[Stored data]
--

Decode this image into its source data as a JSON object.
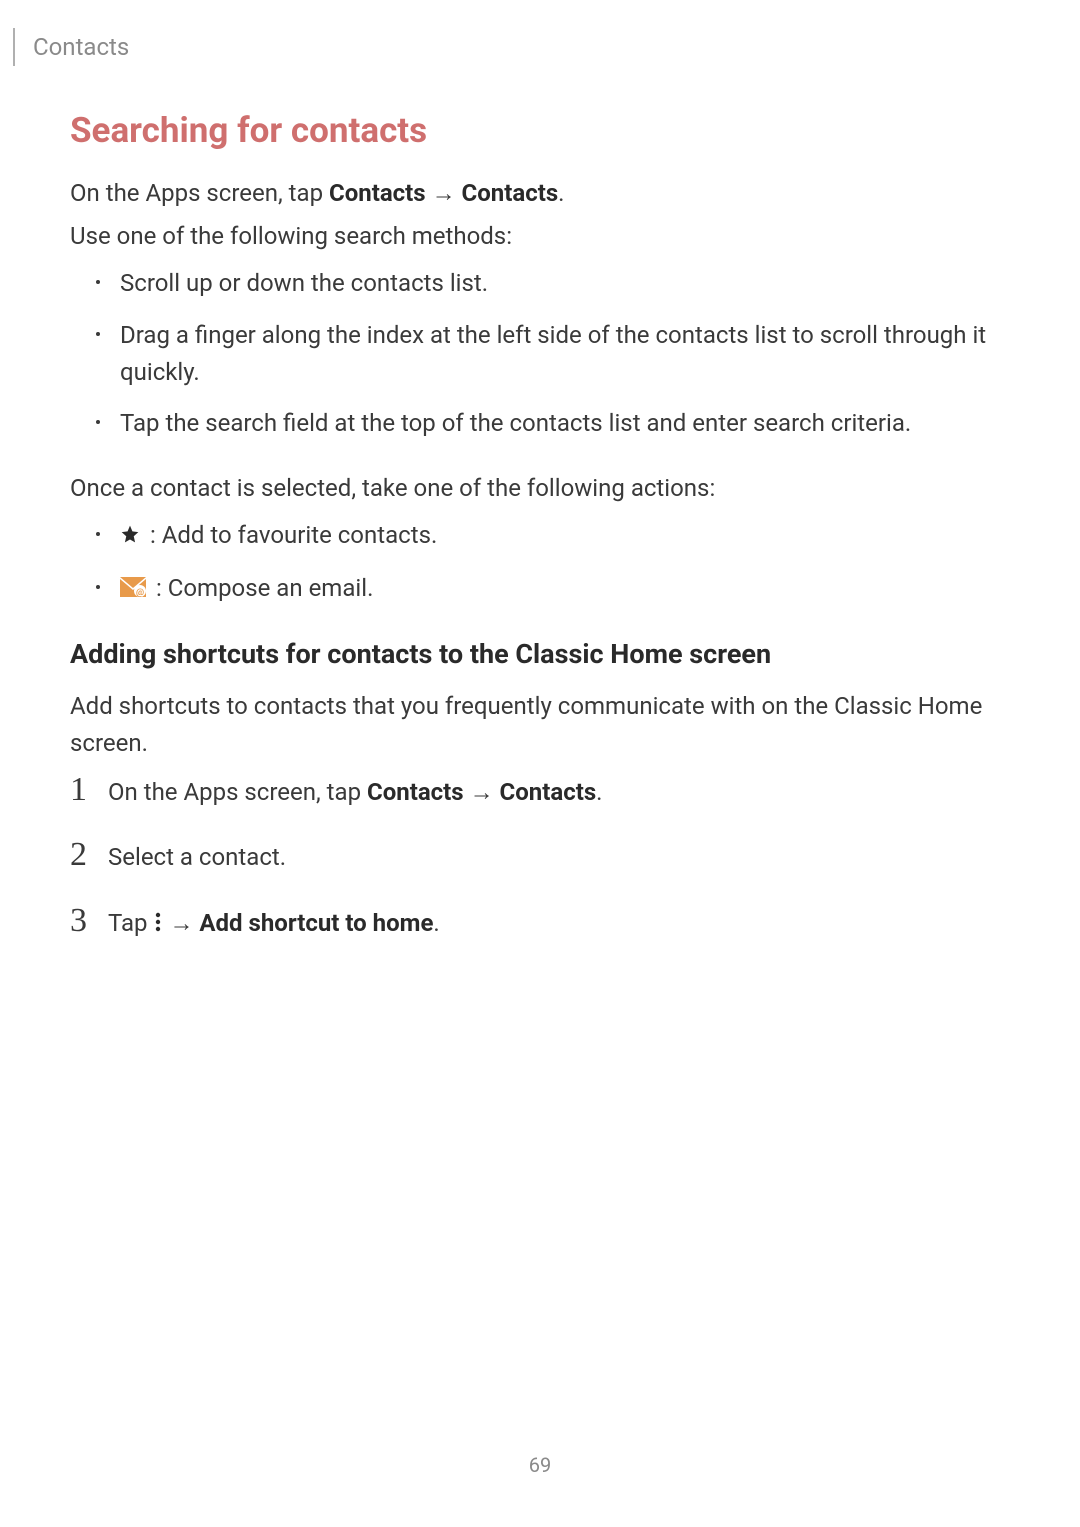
{
  "header": {
    "breadcrumb": "Contacts"
  },
  "section": {
    "title": "Searching for contacts",
    "intro_prefix": "On the Apps screen, tap ",
    "intro_bold1": "Contacts",
    "intro_arrow": " → ",
    "intro_bold2": "Contacts",
    "intro_suffix": ".",
    "methods_intro": "Use one of the following search methods:",
    "bullets": [
      "Scroll up or down the contacts list.",
      "Drag a finger along the index at the left side of the contacts list to scroll through it quickly.",
      "Tap the search field at the top of the contacts list and enter search criteria."
    ],
    "actions_intro": "Once a contact is selected, take one of the following actions:",
    "action_star": " : Add to favourite contacts.",
    "action_email": " : Compose an email."
  },
  "subsection": {
    "title": "Adding shortcuts for contacts to the Classic Home screen",
    "intro": "Add shortcuts to contacts that you frequently communicate with on the Classic Home screen.",
    "steps": {
      "n1": "1",
      "s1_prefix": "On the Apps screen, tap ",
      "s1_b1": "Contacts",
      "s1_arrow": " → ",
      "s1_b2": "Contacts",
      "s1_suffix": ".",
      "n2": "2",
      "s2": "Select a contact.",
      "n3": "3",
      "s3_prefix": "Tap ",
      "s3_arrow": " → ",
      "s3_bold": "Add shortcut to home",
      "s3_suffix": "."
    }
  },
  "page_number": "69"
}
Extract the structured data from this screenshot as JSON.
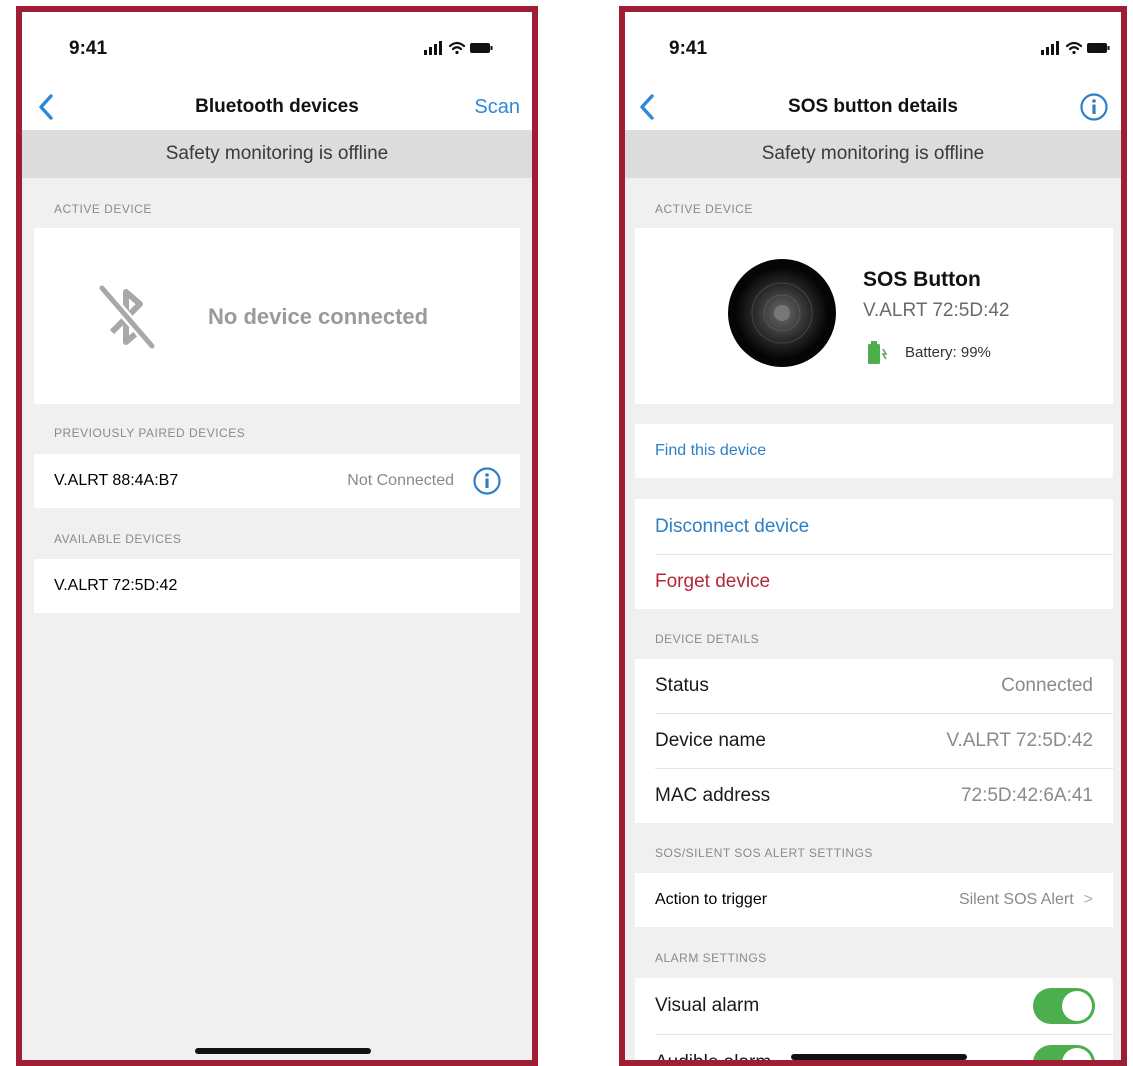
{
  "left": {
    "status": {
      "time": "9:41"
    },
    "nav": {
      "title": "Bluetooth devices",
      "action": "Scan"
    },
    "banner": "Safety monitoring is offline",
    "active_header": "ACTIVE DEVICE",
    "active_empty": "No device connected",
    "paired_header": "PREVIOUSLY PAIRED DEVICES",
    "paired": [
      {
        "name": "V.ALRT 88:4A:B7",
        "status": "Not Connected"
      }
    ],
    "available_header": "AVAILABLE DEVICES",
    "available": [
      {
        "name": "V.ALRT 72:5D:42"
      }
    ]
  },
  "right": {
    "status": {
      "time": "9:41"
    },
    "nav": {
      "title": "SOS button details"
    },
    "banner": "Safety monitoring is offline",
    "active_header": "ACTIVE DEVICE",
    "device": {
      "name": "SOS Button",
      "id": "V.ALRT 72:5D:42",
      "battery": "Battery: 99%"
    },
    "find": "Find this device",
    "disconnect": "Disconnect device",
    "forget": "Forget device",
    "details_header": "DEVICE DETAILS",
    "details": [
      {
        "label": "Status",
        "value": "Connected"
      },
      {
        "label": "Device name",
        "value": "V.ALRT 72:5D:42"
      },
      {
        "label": "MAC address",
        "value": "72:5D:42:6A:41"
      }
    ],
    "sos_header": "SOS/SILENT SOS ALERT SETTINGS",
    "action": {
      "label": "Action to trigger",
      "value": "Silent SOS Alert",
      "chevron": ">"
    },
    "alarm_header": "ALARM SETTINGS",
    "alarms": [
      {
        "label": "Visual alarm",
        "on": true
      },
      {
        "label": "Audible alarm",
        "on": true
      }
    ]
  },
  "colors": {
    "frame": "#a01d36",
    "link": "#2e7fc6",
    "danger": "#b42838",
    "toggle_on": "#4cae4c",
    "battery": "#4cae4c"
  },
  "icons": {
    "back": "chevron-left-icon",
    "info": "info-circle-icon",
    "bluetooth_off": "bluetooth-off-icon",
    "battery": "battery-icon",
    "signal": "cellular-signal-icon",
    "wifi": "wifi-icon",
    "battery_status": "battery-status-icon"
  }
}
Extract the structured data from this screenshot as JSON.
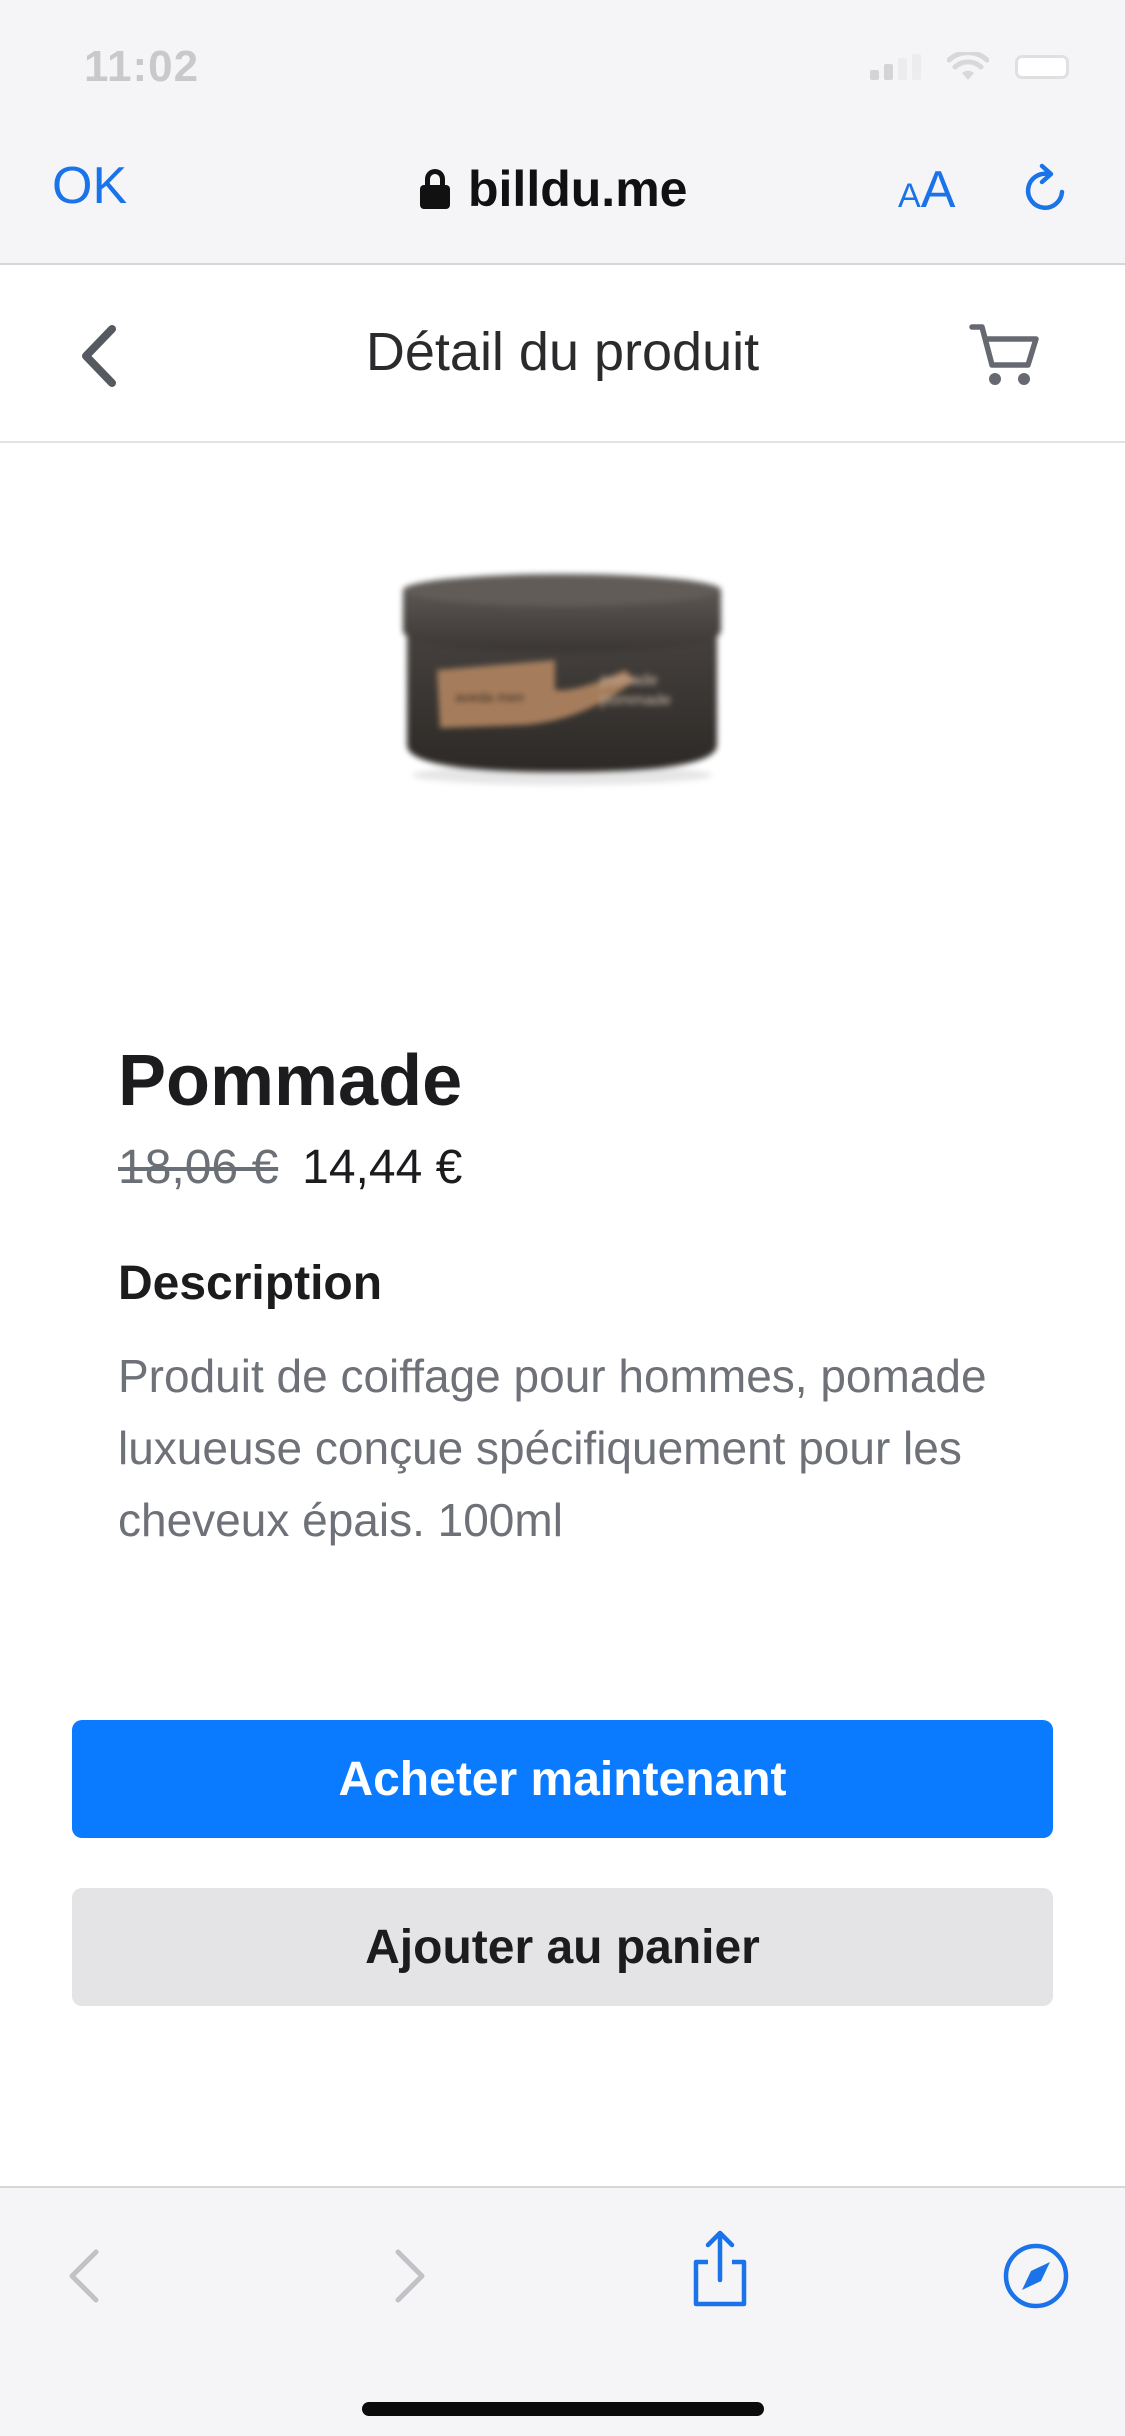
{
  "status_bar": {
    "time": "11:02"
  },
  "safari": {
    "done_label": "OK",
    "url": "billdu.me",
    "text_size_small": "A",
    "text_size_big": "A",
    "accent_color": "#1a73e8"
  },
  "header": {
    "title": "Détail du produit",
    "back_icon": "chevron-left-icon",
    "cart_icon": "cart-icon"
  },
  "product": {
    "name": "Pommade",
    "old_price": "18,06 €",
    "new_price": "14,44 €",
    "description_title": "Description",
    "description": "Produit de coiffage pour hommes, pomade luxueuse conçue spécifiquement pour les cheveux épais. 100ml",
    "image_label_line1": "pomade",
    "image_label_line2": "pommade"
  },
  "actions": {
    "buy_now": "Acheter maintenant",
    "add_to_cart": "Ajouter au panier",
    "primary_color": "#0a7aff"
  },
  "toolbar": {
    "icons": [
      "back-arrow-icon",
      "forward-arrow-icon",
      "share-icon",
      "compass-icon"
    ]
  }
}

--

### [What the task asks]
Gather up every line from the listing above in which the word "SETTINGS" occurs.

### [Solution to this problem]
    "sos_header": "SOS/SILENT SOS ALERT SETTINGS",
    "alarm_header": "ALARM SETTINGS",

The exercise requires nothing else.